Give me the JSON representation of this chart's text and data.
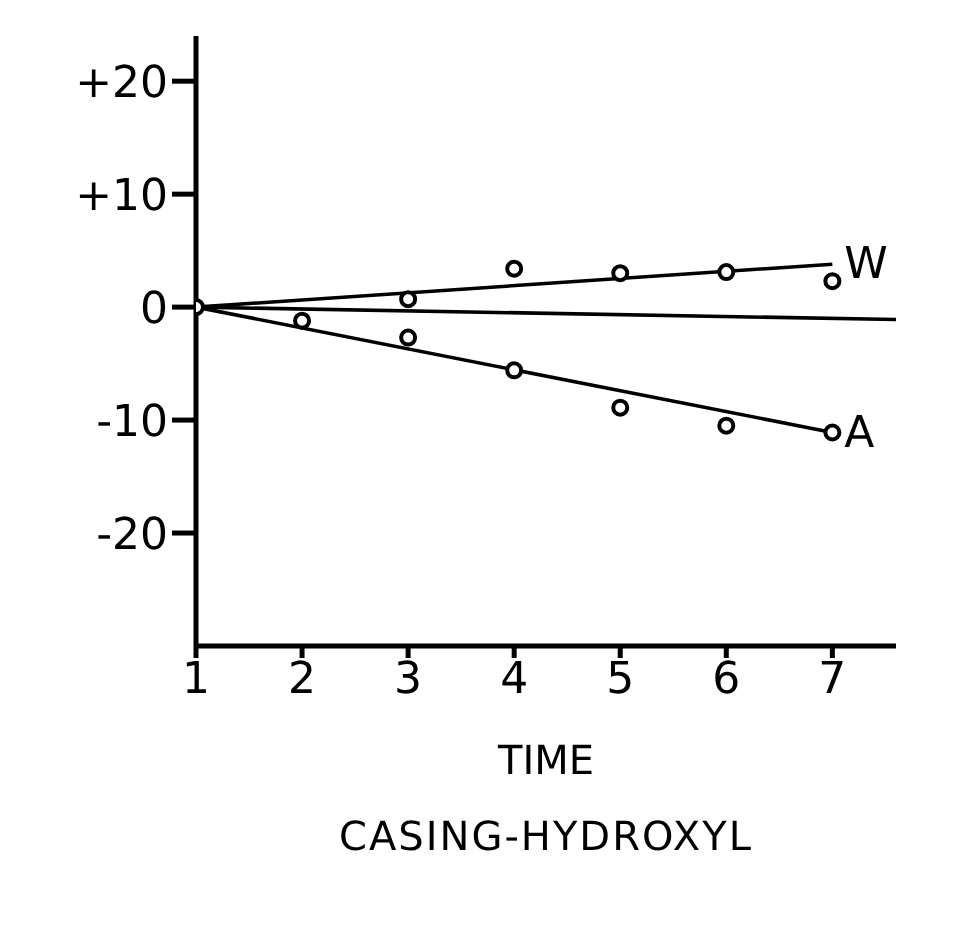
{
  "chart_data": {
    "type": "scatter",
    "xlabel": "TIME",
    "annotations": [
      "CASING-HYDROXYL"
    ],
    "xlim": [
      1,
      7.6
    ],
    "xticks": [
      1,
      2,
      3,
      4,
      5,
      6,
      7
    ],
    "ylim": [
      -30,
      24
    ],
    "yticks": [
      {
        "value": 20,
        "label": "+20"
      },
      {
        "value": 10,
        "label": "+10"
      },
      0,
      -10,
      -20
    ],
    "grid": false,
    "legend": false,
    "marker": "circle",
    "series": [
      {
        "color": "#000000",
        "x": [
          1,
          3,
          4,
          5,
          6,
          7
        ],
        "values": [
          0,
          0.7,
          3.4,
          3.0,
          3.1,
          2.3
        ]
      },
      {
        "color": "#000000",
        "x": [
          2,
          3,
          4,
          5,
          6,
          7
        ],
        "values": [
          -1.2,
          -2.7,
          -5.6,
          -8.9,
          -10.5,
          -11.1
        ]
      },
      {
        "type": "line",
        "marker": "none",
        "name": "W",
        "color": "#000000",
        "x": [
          1,
          7
        ],
        "values": [
          0,
          3.8
        ]
      },
      {
        "type": "line",
        "marker": "none",
        "name": "A",
        "color": "#000000",
        "x": [
          1,
          7
        ],
        "values": [
          0,
          -11.1
        ]
      },
      {
        "type": "line",
        "marker": "none",
        "color": "#000000",
        "x": [
          1,
          7.6
        ],
        "values": [
          0,
          -1.1
        ]
      }
    ]
  }
}
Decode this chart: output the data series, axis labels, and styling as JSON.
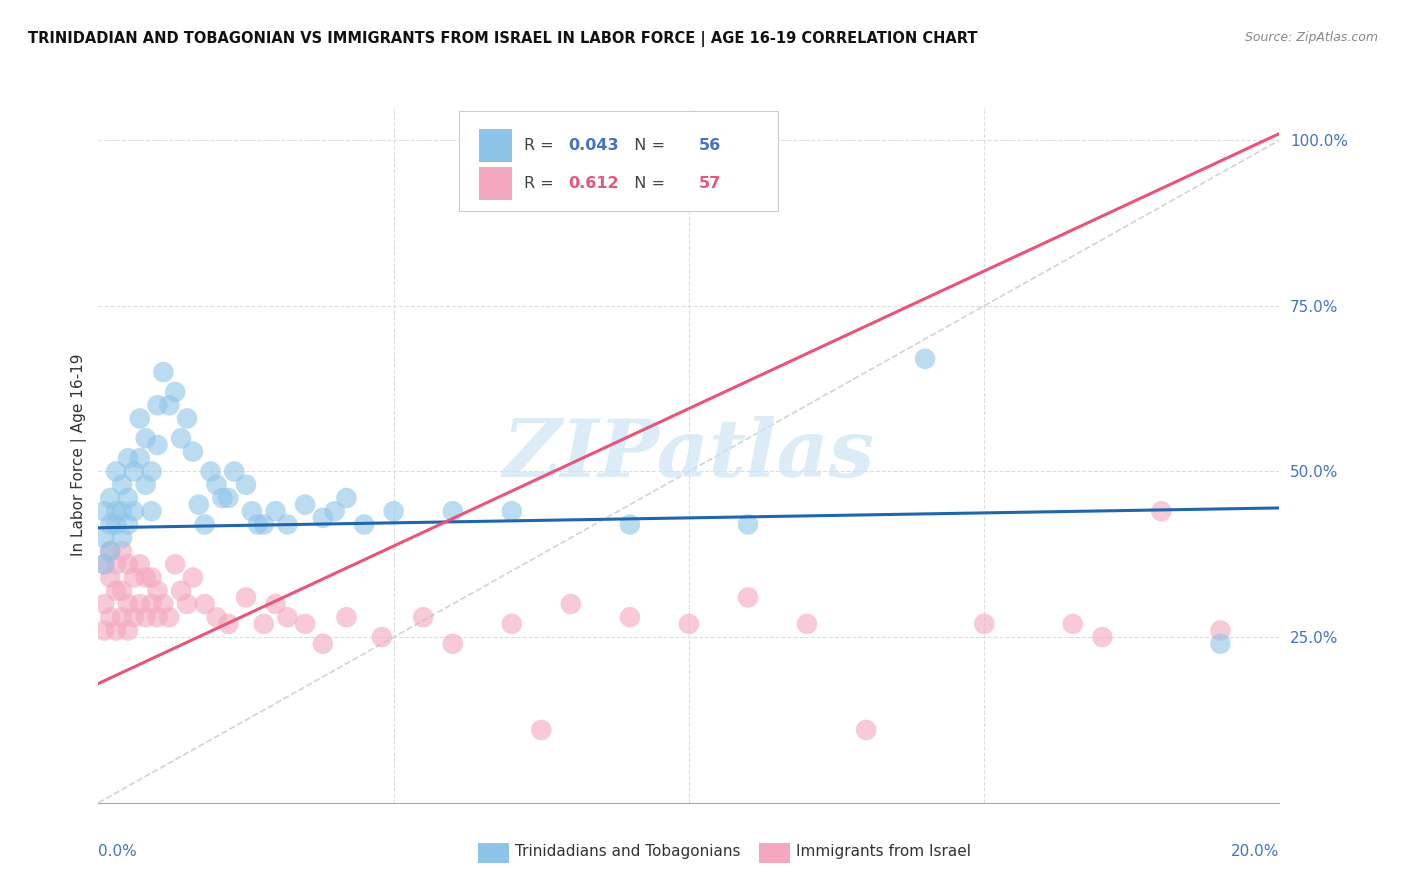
{
  "title": "TRINIDADIAN AND TOBAGONIAN VS IMMIGRANTS FROM ISRAEL IN LABOR FORCE | AGE 16-19 CORRELATION CHART",
  "source": "Source: ZipAtlas.com",
  "ylabel": "In Labor Force | Age 16-19",
  "ylabel_right_labels": [
    "100.0%",
    "75.0%",
    "50.0%",
    "25.0%"
  ],
  "ylabel_right_values": [
    1.0,
    0.75,
    0.5,
    0.25
  ],
  "blue_R": 0.043,
  "blue_N": 56,
  "pink_R": 0.612,
  "pink_N": 57,
  "blue_color": "#8ec4e8",
  "pink_color": "#f4a8bf",
  "blue_line_color": "#2166ac",
  "pink_line_color": "#e8547a",
  "diag_line_color": "#c8c8c8",
  "legend_label_blue": "Trinidadians and Tobagonians",
  "legend_label_pink": "Immigrants from Israel",
  "watermark": "ZIPatlas",
  "background_color": "#ffffff",
  "grid_color": "#dddddd",
  "xlim": [
    0.0,
    0.2
  ],
  "ylim": [
    0.0,
    1.05
  ],
  "blue_scatter_x": [
    0.001,
    0.001,
    0.001,
    0.002,
    0.002,
    0.002,
    0.003,
    0.003,
    0.003,
    0.004,
    0.004,
    0.004,
    0.005,
    0.005,
    0.005,
    0.006,
    0.006,
    0.007,
    0.007,
    0.008,
    0.008,
    0.009,
    0.009,
    0.01,
    0.01,
    0.011,
    0.012,
    0.013,
    0.014,
    0.015,
    0.016,
    0.017,
    0.018,
    0.019,
    0.02,
    0.021,
    0.022,
    0.023,
    0.025,
    0.026,
    0.027,
    0.028,
    0.03,
    0.032,
    0.035,
    0.038,
    0.04,
    0.042,
    0.045,
    0.05,
    0.06,
    0.07,
    0.09,
    0.11,
    0.14,
    0.19
  ],
  "blue_scatter_y": [
    0.44,
    0.4,
    0.36,
    0.46,
    0.42,
    0.38,
    0.5,
    0.44,
    0.42,
    0.48,
    0.44,
    0.4,
    0.52,
    0.46,
    0.42,
    0.5,
    0.44,
    0.58,
    0.52,
    0.55,
    0.48,
    0.5,
    0.44,
    0.6,
    0.54,
    0.65,
    0.6,
    0.62,
    0.55,
    0.58,
    0.53,
    0.45,
    0.42,
    0.5,
    0.48,
    0.46,
    0.46,
    0.5,
    0.48,
    0.44,
    0.42,
    0.42,
    0.44,
    0.42,
    0.45,
    0.43,
    0.44,
    0.46,
    0.42,
    0.44,
    0.44,
    0.44,
    0.42,
    0.42,
    0.67,
    0.24
  ],
  "pink_scatter_x": [
    0.001,
    0.001,
    0.001,
    0.002,
    0.002,
    0.002,
    0.003,
    0.003,
    0.003,
    0.004,
    0.004,
    0.004,
    0.005,
    0.005,
    0.005,
    0.006,
    0.006,
    0.007,
    0.007,
    0.008,
    0.008,
    0.009,
    0.009,
    0.01,
    0.01,
    0.011,
    0.012,
    0.013,
    0.014,
    0.015,
    0.016,
    0.018,
    0.02,
    0.022,
    0.025,
    0.028,
    0.03,
    0.032,
    0.035,
    0.038,
    0.042,
    0.048,
    0.055,
    0.06,
    0.07,
    0.075,
    0.08,
    0.09,
    0.1,
    0.11,
    0.12,
    0.13,
    0.15,
    0.165,
    0.17,
    0.18,
    0.19
  ],
  "pink_scatter_y": [
    0.36,
    0.3,
    0.26,
    0.38,
    0.34,
    0.28,
    0.36,
    0.32,
    0.26,
    0.38,
    0.32,
    0.28,
    0.36,
    0.3,
    0.26,
    0.34,
    0.28,
    0.36,
    0.3,
    0.34,
    0.28,
    0.34,
    0.3,
    0.32,
    0.28,
    0.3,
    0.28,
    0.36,
    0.32,
    0.3,
    0.34,
    0.3,
    0.28,
    0.27,
    0.31,
    0.27,
    0.3,
    0.28,
    0.27,
    0.24,
    0.28,
    0.25,
    0.28,
    0.24,
    0.27,
    0.11,
    0.3,
    0.28,
    0.27,
    0.31,
    0.27,
    0.11,
    0.27,
    0.27,
    0.25,
    0.44,
    0.26
  ],
  "blue_line_x0": 0.0,
  "blue_line_x1": 0.2,
  "blue_line_y0": 0.415,
  "blue_line_y1": 0.445,
  "pink_line_x0": 0.0,
  "pink_line_x1": 0.2,
  "pink_line_y0": 0.18,
  "pink_line_y1": 1.01
}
* * * * *
Leave the pictures out and write out every entry exactly as given.

Give me the JSON representation of this chart's text and data.
{
  "chart_data": {
    "type": "scatter",
    "xlabel": "TIME",
    "annotations": [
      "CASING-HYDROXYL"
    ],
    "xlim": [
      1,
      7.6
    ],
    "xticks": [
      1,
      2,
      3,
      4,
      5,
      6,
      7
    ],
    "ylim": [
      -30,
      24
    ],
    "yticks": [
      {
        "value": 20,
        "label": "+20"
      },
      {
        "value": 10,
        "label": "+10"
      },
      0,
      -10,
      -20
    ],
    "grid": false,
    "legend": false,
    "marker": "circle",
    "series": [
      {
        "color": "#000000",
        "x": [
          1,
          3,
          4,
          5,
          6,
          7
        ],
        "values": [
          0,
          0.7,
          3.4,
          3.0,
          3.1,
          2.3
        ]
      },
      {
        "color": "#000000",
        "x": [
          2,
          3,
          4,
          5,
          6,
          7
        ],
        "values": [
          -1.2,
          -2.7,
          -5.6,
          -8.9,
          -10.5,
          -11.1
        ]
      },
      {
        "type": "line",
        "marker": "none",
        "name": "W",
        "color": "#000000",
        "x": [
          1,
          7
        ],
        "values": [
          0,
          3.8
        ]
      },
      {
        "type": "line",
        "marker": "none",
        "name": "A",
        "color": "#000000",
        "x": [
          1,
          7
        ],
        "values": [
          0,
          -11.1
        ]
      },
      {
        "type": "line",
        "marker": "none",
        "color": "#000000",
        "x": [
          1,
          7.6
        ],
        "values": [
          0,
          -1.1
        ]
      }
    ]
  }
}
Decode this chart: output the data series, axis labels, and styling as JSON.
{
  "title": "TRINIDADIAN AND TOBAGONIAN VS IMMIGRANTS FROM ISRAEL IN LABOR FORCE | AGE 16-19 CORRELATION CHART",
  "source": "Source: ZipAtlas.com",
  "ylabel": "In Labor Force | Age 16-19",
  "ylabel_right_labels": [
    "100.0%",
    "75.0%",
    "50.0%",
    "25.0%"
  ],
  "ylabel_right_values": [
    1.0,
    0.75,
    0.5,
    0.25
  ],
  "blue_R": 0.043,
  "blue_N": 56,
  "pink_R": 0.612,
  "pink_N": 57,
  "blue_color": "#8ec4e8",
  "pink_color": "#f4a8bf",
  "blue_line_color": "#2166ac",
  "pink_line_color": "#e8547a",
  "diag_line_color": "#c8c8c8",
  "legend_label_blue": "Trinidadians and Tobagonians",
  "legend_label_pink": "Immigrants from Israel",
  "watermark": "ZIPatlas",
  "background_color": "#ffffff",
  "grid_color": "#dddddd",
  "xlim": [
    0.0,
    0.2
  ],
  "ylim": [
    0.0,
    1.05
  ],
  "blue_scatter_x": [
    0.001,
    0.001,
    0.001,
    0.002,
    0.002,
    0.002,
    0.003,
    0.003,
    0.003,
    0.004,
    0.004,
    0.004,
    0.005,
    0.005,
    0.005,
    0.006,
    0.006,
    0.007,
    0.007,
    0.008,
    0.008,
    0.009,
    0.009,
    0.01,
    0.01,
    0.011,
    0.012,
    0.013,
    0.014,
    0.015,
    0.016,
    0.017,
    0.018,
    0.019,
    0.02,
    0.021,
    0.022,
    0.023,
    0.025,
    0.026,
    0.027,
    0.028,
    0.03,
    0.032,
    0.035,
    0.038,
    0.04,
    0.042,
    0.045,
    0.05,
    0.06,
    0.07,
    0.09,
    0.11,
    0.14,
    0.19
  ],
  "blue_scatter_y": [
    0.44,
    0.4,
    0.36,
    0.46,
    0.42,
    0.38,
    0.5,
    0.44,
    0.42,
    0.48,
    0.44,
    0.4,
    0.52,
    0.46,
    0.42,
    0.5,
    0.44,
    0.58,
    0.52,
    0.55,
    0.48,
    0.5,
    0.44,
    0.6,
    0.54,
    0.65,
    0.6,
    0.62,
    0.55,
    0.58,
    0.53,
    0.45,
    0.42,
    0.5,
    0.48,
    0.46,
    0.46,
    0.5,
    0.48,
    0.44,
    0.42,
    0.42,
    0.44,
    0.42,
    0.45,
    0.43,
    0.44,
    0.46,
    0.42,
    0.44,
    0.44,
    0.44,
    0.42,
    0.42,
    0.67,
    0.24
  ],
  "pink_scatter_x": [
    0.001,
    0.001,
    0.001,
    0.002,
    0.002,
    0.002,
    0.003,
    0.003,
    0.003,
    0.004,
    0.004,
    0.004,
    0.005,
    0.005,
    0.005,
    0.006,
    0.006,
    0.007,
    0.007,
    0.008,
    0.008,
    0.009,
    0.009,
    0.01,
    0.01,
    0.011,
    0.012,
    0.013,
    0.014,
    0.015,
    0.016,
    0.018,
    0.02,
    0.022,
    0.025,
    0.028,
    0.03,
    0.032,
    0.035,
    0.038,
    0.042,
    0.048,
    0.055,
    0.06,
    0.07,
    0.075,
    0.08,
    0.09,
    0.1,
    0.11,
    0.12,
    0.13,
    0.15,
    0.165,
    0.17,
    0.18,
    0.19
  ],
  "pink_scatter_y": [
    0.36,
    0.3,
    0.26,
    0.38,
    0.34,
    0.28,
    0.36,
    0.32,
    0.26,
    0.38,
    0.32,
    0.28,
    0.36,
    0.3,
    0.26,
    0.34,
    0.28,
    0.36,
    0.3,
    0.34,
    0.28,
    0.34,
    0.3,
    0.32,
    0.28,
    0.3,
    0.28,
    0.36,
    0.32,
    0.3,
    0.34,
    0.3,
    0.28,
    0.27,
    0.31,
    0.27,
    0.3,
    0.28,
    0.27,
    0.24,
    0.28,
    0.25,
    0.28,
    0.24,
    0.27,
    0.11,
    0.3,
    0.28,
    0.27,
    0.31,
    0.27,
    0.11,
    0.27,
    0.27,
    0.25,
    0.44,
    0.26
  ],
  "blue_line_x0": 0.0,
  "blue_line_x1": 0.2,
  "blue_line_y0": 0.415,
  "blue_line_y1": 0.445,
  "pink_line_x0": 0.0,
  "pink_line_x1": 0.2,
  "pink_line_y0": 0.18,
  "pink_line_y1": 1.01
}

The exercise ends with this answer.